Excerpt to read:

From a mechanistic point of view, results obtained in NIAS-Bm-aff3 cells from the silkworm Bombyx mori [14] are specially relevant because they revealed the presence of a JH response element, which was named kJHRE, in the promoter region of B. mori Kr-h1. Interestingly, kJHRE contains an E-box to which bHLH-PAS proteins may bind, and reporter assays in mammalian HEK293 cells (which presumably lack JH signalling genes) showed that while kJHRE-specific reporter activity was triggered in the presence of JH when the complete open reading (ORF) frame of B. mori Met was expressed, this activation was higher when Taiman ORF was coexpressed with Met. Therefore, these results suggest that Met and Tai jointly interact with the kJHRE located in the Kr-h1 promoter region and that this interaction is JH-dependent [14]. Equivalent experiments carried out on the Tc81 embryonic cell line of T. castaneum [15] led to the identification of the same kJHRE, this time located in both the promoter region and in the first intron of T. castaneum Kr-h1. Moreover, reporter assays performed with HEK293 cells also showed that kJHRE reporter activity was triggered when Met was expressed in the presence of JH and the activation was enhanced when Taiman was coexpressed with Met [15]. Collectively, the data presents clear evidence that Met plays the role of JH receptor and, therefore, in metamorphosis repression, at least in Paraneopteran insects such as the bug P. apterus [9] and in Holometabola such as the beetle T. castaneum [7], [8].

The present work aims to extend the investigation into the JH receptor role of Met in metamorphosis to Polyneopteran insects, taking the cockroach B. germanica as model. Moreover, our preliminary experiments showed that Met is also expressed in last nymphal instar of this cockroach, intriguingly when JH is absent. A second purpose of the present work was, then, to study the function of Met in this stage.

Materials and Methods

Insects

The B. germanica specimens used in the experiments were from a colony reared in the dark at 30±1°C and 60–70% relative humidity. Freshly ecdysed female nymphs were selected and used at the chosen ages. Prior to injection treatments, dissections and tissue sampling, the specimens were anaesthetized with carbon dioxide.

RNA Extraction and retrotranscription to cDNA

We carried out total RNA extraction from the whole body (excluding the digestive tube to avoid intestine parasites) or specific tissues using the miRNeasy extraction kit (QIAGEN). A sample of 500-ng from each RNA extraction was treated with DNase (Promega) and reverse transcribed with first Strand cDNA Synthesis Kit (Roche) and random hexamers primers (Roche). RNA quantity and quality was estimated by spectrophotometric absorption at 260 nm using a Nanodrop Spectrophotometer ND-1000 (NanoDrop Technologies).

Data excerpts:
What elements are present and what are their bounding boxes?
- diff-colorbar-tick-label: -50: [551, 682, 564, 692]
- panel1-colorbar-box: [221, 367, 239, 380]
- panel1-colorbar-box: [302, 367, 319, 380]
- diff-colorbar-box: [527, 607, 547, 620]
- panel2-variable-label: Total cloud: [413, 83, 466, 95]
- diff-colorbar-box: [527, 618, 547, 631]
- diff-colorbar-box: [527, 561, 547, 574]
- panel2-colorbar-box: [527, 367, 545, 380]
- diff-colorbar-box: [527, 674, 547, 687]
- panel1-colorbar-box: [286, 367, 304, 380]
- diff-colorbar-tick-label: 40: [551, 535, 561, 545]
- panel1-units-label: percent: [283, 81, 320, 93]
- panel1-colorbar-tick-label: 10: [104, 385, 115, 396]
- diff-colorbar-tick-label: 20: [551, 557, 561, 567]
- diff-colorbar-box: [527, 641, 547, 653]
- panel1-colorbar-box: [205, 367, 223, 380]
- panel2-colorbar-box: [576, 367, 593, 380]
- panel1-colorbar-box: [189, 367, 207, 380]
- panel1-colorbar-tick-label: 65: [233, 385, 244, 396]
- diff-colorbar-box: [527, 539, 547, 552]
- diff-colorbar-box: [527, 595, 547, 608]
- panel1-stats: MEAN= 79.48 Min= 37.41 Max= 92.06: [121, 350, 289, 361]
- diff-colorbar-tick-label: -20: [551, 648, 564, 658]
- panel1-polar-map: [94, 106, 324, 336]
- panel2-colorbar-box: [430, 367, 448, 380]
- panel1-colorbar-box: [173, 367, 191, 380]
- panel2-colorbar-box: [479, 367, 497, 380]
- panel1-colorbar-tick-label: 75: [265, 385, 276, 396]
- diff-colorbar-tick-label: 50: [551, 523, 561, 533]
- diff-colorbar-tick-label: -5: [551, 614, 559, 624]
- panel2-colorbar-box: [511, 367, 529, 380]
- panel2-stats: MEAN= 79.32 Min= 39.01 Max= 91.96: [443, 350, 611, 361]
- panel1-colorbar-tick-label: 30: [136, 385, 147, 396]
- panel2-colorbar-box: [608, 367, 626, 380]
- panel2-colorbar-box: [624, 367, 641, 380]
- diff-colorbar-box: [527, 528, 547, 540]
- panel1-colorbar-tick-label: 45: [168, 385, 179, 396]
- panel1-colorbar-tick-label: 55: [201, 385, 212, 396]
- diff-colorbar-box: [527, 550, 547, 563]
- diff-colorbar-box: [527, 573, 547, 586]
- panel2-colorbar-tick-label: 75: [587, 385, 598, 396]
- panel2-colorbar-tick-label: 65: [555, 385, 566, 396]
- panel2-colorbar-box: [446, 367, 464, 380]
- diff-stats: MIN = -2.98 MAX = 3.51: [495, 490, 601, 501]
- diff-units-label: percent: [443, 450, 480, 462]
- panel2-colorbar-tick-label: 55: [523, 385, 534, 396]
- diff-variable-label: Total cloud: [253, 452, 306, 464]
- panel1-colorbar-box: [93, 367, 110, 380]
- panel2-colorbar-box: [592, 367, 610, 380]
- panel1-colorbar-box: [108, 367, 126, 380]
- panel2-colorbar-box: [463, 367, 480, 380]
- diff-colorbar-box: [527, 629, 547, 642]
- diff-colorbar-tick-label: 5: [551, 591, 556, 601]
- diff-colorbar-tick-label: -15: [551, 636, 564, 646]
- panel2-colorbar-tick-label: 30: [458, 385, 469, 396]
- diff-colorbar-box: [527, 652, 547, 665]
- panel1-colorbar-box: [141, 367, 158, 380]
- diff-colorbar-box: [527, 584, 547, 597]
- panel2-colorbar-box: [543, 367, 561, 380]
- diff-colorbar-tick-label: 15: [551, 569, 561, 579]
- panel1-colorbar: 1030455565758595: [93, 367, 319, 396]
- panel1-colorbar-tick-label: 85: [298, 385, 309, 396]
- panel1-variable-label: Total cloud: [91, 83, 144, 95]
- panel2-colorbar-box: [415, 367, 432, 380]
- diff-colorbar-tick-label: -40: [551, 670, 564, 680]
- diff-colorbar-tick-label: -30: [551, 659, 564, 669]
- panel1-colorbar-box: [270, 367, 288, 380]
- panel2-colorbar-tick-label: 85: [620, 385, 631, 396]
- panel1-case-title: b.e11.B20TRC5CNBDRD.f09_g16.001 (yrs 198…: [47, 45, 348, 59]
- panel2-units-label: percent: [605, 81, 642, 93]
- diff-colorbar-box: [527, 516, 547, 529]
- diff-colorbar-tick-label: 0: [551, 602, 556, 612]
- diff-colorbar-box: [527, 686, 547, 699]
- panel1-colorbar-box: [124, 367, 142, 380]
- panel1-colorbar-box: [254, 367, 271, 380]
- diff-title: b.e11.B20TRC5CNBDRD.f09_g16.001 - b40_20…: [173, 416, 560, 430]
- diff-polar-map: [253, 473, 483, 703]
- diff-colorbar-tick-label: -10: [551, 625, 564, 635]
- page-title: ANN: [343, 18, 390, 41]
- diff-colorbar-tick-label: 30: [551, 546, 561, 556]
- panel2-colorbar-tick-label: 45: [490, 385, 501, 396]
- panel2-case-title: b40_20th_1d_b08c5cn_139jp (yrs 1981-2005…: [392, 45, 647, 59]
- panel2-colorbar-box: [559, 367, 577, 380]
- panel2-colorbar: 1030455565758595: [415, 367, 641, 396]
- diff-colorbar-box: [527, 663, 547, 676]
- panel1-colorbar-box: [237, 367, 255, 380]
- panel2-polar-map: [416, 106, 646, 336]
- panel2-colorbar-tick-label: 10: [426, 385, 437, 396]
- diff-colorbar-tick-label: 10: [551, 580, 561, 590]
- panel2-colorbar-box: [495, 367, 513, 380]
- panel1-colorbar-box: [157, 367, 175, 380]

What you are asked to do:
Continue the excerpt on Met as a juvenile hormone receptor in the cockroach B. germanica, starting after its final sentence.

Written answer:
Cloning and sequencing of BgMet

BgMet mRNA was obtained from a B. germanica transcriptome obtained with RNA extracts from whole body of penultimate instar female nymphs and sequenced with a 454 Junior sequencer (Roche, Barcelona, Spain) at the Technical and Scientific Services of the Biomedical Research Park of Barcelona (PRBB). Transcriptome sequences were validated with RT-PCR using specific primers and cDNA from penultimate instar female nymphs of B. germanica as a template. Further 3′ and 5′ rapid amplification of cDNA ends (RACE, Ambion) allowed us to obtain a practically complete full length ORF of BgMet. All PCR products were subcloned into the pSTBlue-1 vector (Novagen) and sequenced.

Determination of mRNA levels by quantitative real-time PCR

Quantitative real time PCR (qRT-PCR) reactions were carried out in triplicate in an iQ5 Real-Time PCR Detection System (Bio-Rad Laboratories), using SYBR Green (Power SYBR Green PCR Master Mix; Applied Biosystems). A template-free control was included in all batches. The primers used to detect mRNA levels are detailed in Table S1. The efficiency of each set of primers was first validated by constructing a standard curve through four serial dilutions. Levels of mRNA were calculated relative to BgActin-5c (Accession number AJ862721) expression, using the Bio-Rad iQ5 Standard Edition Optical System Software (version 2.0). Results are given as copies of mRNA per 1000 copies of BgActin-5c mRNA or as standardized relative expression, setting controls levels to 1.0.

Treatments in vivo with juvenile hormone III

Freshly emerged last instar female nymphs of B. germanica were topically applied in dorsal abdomen with JH III (Sigma-Aldrich), which is the native JH of B. germanica [16], at a dose of 20 µg diluted in 1 µL of acetone. Controls received 1 µL of acetone alone. The commercial JH III is a mixture of isomers containing ca. 50% of the biologically active (10R)-JH III, thus the active dose applied was around 10 µg per specimen.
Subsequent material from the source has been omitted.